Exercise> Extract every line below that contains the word "series".

Rows from a dataset
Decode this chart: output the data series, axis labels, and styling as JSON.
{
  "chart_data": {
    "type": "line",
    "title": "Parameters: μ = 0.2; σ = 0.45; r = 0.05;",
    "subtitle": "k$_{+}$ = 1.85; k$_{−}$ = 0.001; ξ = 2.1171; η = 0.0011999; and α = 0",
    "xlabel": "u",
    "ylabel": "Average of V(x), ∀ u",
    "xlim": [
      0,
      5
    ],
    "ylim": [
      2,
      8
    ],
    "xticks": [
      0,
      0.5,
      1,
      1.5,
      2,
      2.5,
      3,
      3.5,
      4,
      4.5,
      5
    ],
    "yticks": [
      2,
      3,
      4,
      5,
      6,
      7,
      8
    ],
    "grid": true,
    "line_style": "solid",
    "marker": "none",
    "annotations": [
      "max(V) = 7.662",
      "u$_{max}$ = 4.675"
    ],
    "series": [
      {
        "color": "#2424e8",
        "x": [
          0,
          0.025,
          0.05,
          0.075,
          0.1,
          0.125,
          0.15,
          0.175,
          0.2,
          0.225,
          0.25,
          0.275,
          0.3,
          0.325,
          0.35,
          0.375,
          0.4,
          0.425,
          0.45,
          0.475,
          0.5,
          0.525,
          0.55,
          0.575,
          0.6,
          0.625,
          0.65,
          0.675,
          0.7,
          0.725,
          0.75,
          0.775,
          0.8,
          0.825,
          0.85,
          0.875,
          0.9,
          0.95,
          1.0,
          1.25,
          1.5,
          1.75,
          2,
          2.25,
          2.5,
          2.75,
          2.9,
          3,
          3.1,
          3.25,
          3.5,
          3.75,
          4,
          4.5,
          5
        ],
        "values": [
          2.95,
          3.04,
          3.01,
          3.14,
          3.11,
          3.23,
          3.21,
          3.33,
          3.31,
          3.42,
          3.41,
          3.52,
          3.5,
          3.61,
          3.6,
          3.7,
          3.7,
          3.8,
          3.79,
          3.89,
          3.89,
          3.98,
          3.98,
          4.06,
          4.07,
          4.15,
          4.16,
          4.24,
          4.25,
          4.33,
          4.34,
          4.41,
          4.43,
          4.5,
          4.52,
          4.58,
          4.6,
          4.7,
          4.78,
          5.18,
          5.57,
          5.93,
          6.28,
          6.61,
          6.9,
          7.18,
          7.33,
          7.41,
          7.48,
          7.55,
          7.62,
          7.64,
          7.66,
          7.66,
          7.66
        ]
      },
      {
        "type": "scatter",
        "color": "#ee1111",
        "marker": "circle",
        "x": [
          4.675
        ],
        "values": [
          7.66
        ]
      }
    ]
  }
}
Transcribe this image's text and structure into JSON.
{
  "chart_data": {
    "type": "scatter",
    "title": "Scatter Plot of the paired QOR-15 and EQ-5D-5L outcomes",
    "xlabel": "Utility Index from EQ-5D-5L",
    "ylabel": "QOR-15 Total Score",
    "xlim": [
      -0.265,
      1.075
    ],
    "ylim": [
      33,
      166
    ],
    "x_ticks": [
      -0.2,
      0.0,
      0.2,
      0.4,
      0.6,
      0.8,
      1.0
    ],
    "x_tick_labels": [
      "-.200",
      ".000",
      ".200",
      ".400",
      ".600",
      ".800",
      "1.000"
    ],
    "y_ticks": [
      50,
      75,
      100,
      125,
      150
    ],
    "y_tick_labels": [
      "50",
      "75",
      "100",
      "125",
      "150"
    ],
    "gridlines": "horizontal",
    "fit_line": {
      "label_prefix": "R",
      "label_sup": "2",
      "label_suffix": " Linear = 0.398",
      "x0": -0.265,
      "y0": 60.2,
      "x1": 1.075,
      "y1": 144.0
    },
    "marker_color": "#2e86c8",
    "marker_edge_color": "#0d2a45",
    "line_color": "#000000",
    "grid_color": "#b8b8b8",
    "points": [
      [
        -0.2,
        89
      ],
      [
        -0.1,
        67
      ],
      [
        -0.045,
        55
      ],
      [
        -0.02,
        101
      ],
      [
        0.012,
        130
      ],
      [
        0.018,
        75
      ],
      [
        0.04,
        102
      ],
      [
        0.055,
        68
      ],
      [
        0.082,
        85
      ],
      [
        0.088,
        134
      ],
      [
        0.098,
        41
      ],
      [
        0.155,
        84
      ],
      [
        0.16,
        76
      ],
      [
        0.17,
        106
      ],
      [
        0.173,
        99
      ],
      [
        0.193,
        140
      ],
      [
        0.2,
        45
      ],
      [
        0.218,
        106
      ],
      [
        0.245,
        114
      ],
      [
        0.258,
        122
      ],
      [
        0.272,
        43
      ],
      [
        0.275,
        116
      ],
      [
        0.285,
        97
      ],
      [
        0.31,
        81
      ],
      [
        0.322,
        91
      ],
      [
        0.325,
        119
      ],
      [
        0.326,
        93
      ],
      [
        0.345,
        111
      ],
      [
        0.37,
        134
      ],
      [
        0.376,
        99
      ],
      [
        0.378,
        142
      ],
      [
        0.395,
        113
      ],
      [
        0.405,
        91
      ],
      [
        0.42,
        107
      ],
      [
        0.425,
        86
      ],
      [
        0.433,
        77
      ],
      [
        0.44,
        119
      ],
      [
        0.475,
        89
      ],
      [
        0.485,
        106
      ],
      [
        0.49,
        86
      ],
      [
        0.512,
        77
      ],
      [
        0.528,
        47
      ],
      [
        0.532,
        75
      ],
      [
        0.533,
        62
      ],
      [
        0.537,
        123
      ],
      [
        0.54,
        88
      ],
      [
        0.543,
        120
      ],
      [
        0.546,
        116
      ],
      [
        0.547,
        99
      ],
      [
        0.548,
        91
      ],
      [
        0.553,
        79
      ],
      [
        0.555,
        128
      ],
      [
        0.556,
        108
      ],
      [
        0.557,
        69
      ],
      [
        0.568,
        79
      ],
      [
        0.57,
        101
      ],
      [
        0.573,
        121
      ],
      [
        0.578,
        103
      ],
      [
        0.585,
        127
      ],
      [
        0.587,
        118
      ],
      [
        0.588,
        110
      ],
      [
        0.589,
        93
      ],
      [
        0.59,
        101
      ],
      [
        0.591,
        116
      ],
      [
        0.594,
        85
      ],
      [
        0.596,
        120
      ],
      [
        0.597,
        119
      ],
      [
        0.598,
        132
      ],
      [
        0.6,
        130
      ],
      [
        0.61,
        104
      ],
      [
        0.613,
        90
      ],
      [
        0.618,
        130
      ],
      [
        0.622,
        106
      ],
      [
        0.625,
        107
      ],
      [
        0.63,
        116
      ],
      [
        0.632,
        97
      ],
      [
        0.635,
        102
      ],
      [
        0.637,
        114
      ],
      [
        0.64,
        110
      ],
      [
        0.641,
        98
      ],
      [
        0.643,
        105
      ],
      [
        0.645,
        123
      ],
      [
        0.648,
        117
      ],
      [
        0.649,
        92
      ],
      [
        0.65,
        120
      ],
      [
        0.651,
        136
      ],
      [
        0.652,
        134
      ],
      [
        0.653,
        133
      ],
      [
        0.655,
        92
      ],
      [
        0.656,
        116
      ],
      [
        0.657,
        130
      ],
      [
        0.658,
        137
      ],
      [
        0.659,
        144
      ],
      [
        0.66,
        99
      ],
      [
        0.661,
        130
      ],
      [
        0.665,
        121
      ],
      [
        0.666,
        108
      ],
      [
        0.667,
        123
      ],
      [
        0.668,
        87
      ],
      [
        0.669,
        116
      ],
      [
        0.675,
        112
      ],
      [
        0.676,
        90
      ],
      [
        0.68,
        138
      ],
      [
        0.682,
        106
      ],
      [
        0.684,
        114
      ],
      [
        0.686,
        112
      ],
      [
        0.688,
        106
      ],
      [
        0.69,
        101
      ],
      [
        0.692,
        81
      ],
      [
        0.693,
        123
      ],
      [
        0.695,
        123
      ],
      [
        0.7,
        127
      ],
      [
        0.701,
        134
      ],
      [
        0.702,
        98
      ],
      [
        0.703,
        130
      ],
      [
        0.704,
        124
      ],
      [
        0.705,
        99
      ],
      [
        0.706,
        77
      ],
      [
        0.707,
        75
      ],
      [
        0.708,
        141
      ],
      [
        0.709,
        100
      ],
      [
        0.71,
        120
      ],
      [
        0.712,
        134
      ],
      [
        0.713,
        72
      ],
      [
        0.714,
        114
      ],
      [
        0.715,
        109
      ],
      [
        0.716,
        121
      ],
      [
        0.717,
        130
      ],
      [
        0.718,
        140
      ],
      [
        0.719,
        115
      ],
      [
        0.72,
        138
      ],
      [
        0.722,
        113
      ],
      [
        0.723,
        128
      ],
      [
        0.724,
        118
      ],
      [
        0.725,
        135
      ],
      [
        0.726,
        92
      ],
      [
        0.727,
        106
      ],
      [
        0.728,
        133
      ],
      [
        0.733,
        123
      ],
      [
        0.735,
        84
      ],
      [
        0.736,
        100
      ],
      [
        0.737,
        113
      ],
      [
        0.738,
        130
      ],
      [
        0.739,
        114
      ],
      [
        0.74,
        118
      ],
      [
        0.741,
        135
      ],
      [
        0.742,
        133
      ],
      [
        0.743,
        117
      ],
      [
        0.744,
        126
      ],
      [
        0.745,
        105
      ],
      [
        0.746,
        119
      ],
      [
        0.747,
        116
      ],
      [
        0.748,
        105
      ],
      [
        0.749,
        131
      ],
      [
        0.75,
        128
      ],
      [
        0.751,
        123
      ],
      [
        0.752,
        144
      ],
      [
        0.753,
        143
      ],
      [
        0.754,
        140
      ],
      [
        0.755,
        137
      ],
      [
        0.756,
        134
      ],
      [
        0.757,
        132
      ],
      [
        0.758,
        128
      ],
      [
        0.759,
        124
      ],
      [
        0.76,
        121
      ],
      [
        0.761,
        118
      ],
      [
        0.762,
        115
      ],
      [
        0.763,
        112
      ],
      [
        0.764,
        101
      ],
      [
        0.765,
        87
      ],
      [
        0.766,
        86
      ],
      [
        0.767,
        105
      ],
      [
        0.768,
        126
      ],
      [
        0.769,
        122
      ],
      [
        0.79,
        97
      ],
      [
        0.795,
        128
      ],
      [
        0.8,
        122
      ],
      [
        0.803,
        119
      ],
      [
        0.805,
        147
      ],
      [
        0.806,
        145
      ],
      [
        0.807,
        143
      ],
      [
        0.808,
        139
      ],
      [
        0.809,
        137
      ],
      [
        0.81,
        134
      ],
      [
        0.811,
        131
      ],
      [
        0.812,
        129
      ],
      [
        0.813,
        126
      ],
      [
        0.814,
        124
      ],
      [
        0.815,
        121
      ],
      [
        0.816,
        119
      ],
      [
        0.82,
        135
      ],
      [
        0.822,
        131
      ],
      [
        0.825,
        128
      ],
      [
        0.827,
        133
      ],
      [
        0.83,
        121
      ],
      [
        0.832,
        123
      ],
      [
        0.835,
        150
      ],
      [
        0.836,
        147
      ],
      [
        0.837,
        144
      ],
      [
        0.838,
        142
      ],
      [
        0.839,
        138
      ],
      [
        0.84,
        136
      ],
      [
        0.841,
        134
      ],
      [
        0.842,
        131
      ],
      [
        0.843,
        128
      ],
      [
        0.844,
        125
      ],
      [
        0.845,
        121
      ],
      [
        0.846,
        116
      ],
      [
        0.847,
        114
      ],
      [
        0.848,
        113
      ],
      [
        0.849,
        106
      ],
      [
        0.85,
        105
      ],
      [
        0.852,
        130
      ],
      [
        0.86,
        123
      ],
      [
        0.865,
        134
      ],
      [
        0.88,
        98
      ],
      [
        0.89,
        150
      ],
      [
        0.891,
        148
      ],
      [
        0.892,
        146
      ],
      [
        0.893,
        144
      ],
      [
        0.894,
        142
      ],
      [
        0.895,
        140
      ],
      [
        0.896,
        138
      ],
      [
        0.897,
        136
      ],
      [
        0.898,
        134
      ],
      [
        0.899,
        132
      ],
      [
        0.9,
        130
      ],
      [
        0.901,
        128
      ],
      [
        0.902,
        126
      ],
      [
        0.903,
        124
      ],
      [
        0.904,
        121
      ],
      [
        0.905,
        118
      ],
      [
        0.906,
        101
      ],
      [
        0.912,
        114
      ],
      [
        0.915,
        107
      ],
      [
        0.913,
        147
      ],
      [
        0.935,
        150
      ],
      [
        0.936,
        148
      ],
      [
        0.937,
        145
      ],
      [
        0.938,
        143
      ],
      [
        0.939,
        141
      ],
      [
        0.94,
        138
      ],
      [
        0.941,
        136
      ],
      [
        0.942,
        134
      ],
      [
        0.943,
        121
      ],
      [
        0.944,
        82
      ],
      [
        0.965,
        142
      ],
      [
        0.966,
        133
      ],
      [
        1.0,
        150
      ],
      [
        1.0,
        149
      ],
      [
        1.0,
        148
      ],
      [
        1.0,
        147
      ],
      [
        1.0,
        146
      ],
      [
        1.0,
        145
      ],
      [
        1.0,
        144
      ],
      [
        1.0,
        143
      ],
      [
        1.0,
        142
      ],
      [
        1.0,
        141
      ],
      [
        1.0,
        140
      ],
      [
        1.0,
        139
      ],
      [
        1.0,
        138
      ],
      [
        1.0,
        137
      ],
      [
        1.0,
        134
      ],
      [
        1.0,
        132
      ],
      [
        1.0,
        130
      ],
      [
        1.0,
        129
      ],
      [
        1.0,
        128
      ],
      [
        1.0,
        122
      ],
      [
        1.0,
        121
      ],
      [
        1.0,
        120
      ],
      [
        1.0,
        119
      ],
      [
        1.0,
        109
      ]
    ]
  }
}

Reply to the exercise>
Decode this chart: output the data series, axis labels, and styling as JSON.
    "series": [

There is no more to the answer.